◆ **Text section**
BEGIN
NOVICE43 - Problem 3

When I first learned backtracking I made a program to find all the permutations of the English alphabets in lexicographically increasing. Filled with elation I showed the program to Rohil. Rohil being someone who likes to do stuff off the league was not impressed and gave me the following variation of the problem help me to solve the problem: 

You have to find the number of permutations of length N (1<=N<=11) such that at whenever an alphabet (say 'c' ) appears in the permutation all the alphabets smaller than 'c' should have appeared before it at least once. An alphabet is smaller than another if it appears before the other in the English alphabet. ‘a’ being the smallest and ‘z’ being the largest. For example when N=2 then aa, ab are the only valid permutations and ba, bb is invalid since in ba all the alphabets smaller than b have not appeared at least once before it. See example for further clarification.

Input

Line 1: T (number of test cases)

Line 2: n1

Line 3: n2

Output

Line 1: number of such permutations of length n1

...

Example

Input:
2
2
3

Output:
2
5

Explanation for N=3, the possible permutations are: abc, aba, abb, aab, aaa


Added by:Mahesh Chandra Sharma
Date:2011-03-01
Time limit:1s
Source limit:50000B
Memory limit:1536MB
Cluster: Cube (Intel G860)
END
◆ **Listed records**
BEGIN
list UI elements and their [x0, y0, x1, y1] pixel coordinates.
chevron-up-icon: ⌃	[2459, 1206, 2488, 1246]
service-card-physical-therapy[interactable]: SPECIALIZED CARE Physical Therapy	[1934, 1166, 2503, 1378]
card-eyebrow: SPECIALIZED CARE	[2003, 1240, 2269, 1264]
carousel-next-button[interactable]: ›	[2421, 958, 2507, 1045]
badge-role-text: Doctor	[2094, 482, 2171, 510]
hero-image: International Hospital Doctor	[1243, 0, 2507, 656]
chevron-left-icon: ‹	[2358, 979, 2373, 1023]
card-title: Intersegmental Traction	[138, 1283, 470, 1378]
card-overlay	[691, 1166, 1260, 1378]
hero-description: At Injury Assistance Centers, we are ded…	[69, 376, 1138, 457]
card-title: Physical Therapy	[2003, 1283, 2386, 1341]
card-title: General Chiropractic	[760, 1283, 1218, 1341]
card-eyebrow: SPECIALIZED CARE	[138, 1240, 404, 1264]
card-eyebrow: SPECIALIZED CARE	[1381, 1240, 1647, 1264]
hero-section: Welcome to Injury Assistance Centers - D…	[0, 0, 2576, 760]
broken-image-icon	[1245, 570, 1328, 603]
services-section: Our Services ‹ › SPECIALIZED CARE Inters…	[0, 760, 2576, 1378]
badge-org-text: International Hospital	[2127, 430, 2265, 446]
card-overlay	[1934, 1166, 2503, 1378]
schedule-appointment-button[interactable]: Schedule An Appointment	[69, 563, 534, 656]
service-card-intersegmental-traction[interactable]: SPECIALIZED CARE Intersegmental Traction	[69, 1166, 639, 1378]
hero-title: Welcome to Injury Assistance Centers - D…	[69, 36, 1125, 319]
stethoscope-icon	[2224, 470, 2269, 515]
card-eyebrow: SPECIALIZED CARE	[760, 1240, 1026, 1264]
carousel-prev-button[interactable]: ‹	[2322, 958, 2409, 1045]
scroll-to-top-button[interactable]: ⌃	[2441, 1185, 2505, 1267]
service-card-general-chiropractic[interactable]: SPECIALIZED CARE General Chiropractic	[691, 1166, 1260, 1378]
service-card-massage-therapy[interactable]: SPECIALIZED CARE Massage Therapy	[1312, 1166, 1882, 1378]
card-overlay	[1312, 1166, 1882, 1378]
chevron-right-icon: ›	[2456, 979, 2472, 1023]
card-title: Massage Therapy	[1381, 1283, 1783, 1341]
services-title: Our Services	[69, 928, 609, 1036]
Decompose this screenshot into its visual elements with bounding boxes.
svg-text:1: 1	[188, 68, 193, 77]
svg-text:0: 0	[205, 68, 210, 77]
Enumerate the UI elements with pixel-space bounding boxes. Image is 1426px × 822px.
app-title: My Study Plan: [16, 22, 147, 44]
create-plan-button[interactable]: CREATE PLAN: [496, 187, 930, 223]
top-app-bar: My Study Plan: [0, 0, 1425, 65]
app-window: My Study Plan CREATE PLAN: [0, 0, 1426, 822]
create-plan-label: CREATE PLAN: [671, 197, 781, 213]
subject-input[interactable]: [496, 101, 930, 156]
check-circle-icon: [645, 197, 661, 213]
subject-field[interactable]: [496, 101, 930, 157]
END
◆ **Task requirements**
1/ In the NOVICE43 problem statement, what range of values can N take?
2/ Continue the NOVICE43 problem statement from the point where it ends.

◆ **Results**
1/ N can be any value from 1 to 11, inclusive.

2/
Languages:All except: ASM64
Resource:NSIT Noivce contest #4

hide comments
2013-06-22 03:25:59 technophyle
The answer for N=11 is 6785**
2013-05-22 05:23:50 Rishikesh Jha
why is this problem in classical ?
Shift to tutorial.
2012-12-15 11:43:54 Shubham Somani
If u cant do the math, then do the recursion :D
2012-07-09 14:14:47 Romal Thoppilan
Then whats the answer for n=11 , even i,m getting 182905 ... ?
2012-01-10 11:25:20 saket diwakar
@Aseem
no
2011-06-09 19:21:06 Aseem Kumar
isn't the answer for N=11 1829** ?
2011-04-23 19:18:02 :D
yes
2011-04-23 16:08:35 Ikhaduri
will the answer fit into a 64 bit integer?


Last edit: 2011-11-21 14:40:40
2011-03-04 11:51:12 Mahesh Chandra Sharma
NOVICE43 specify that it is the 3rd problem of 4th Novice contest in which problems are always named by their index. And it doesn't look like a creativity contest though :-)
2011-03-02 17:31:03 hendrik
There is already a Problem 3 (NOVICE23).
Cant you be a little bit more creative?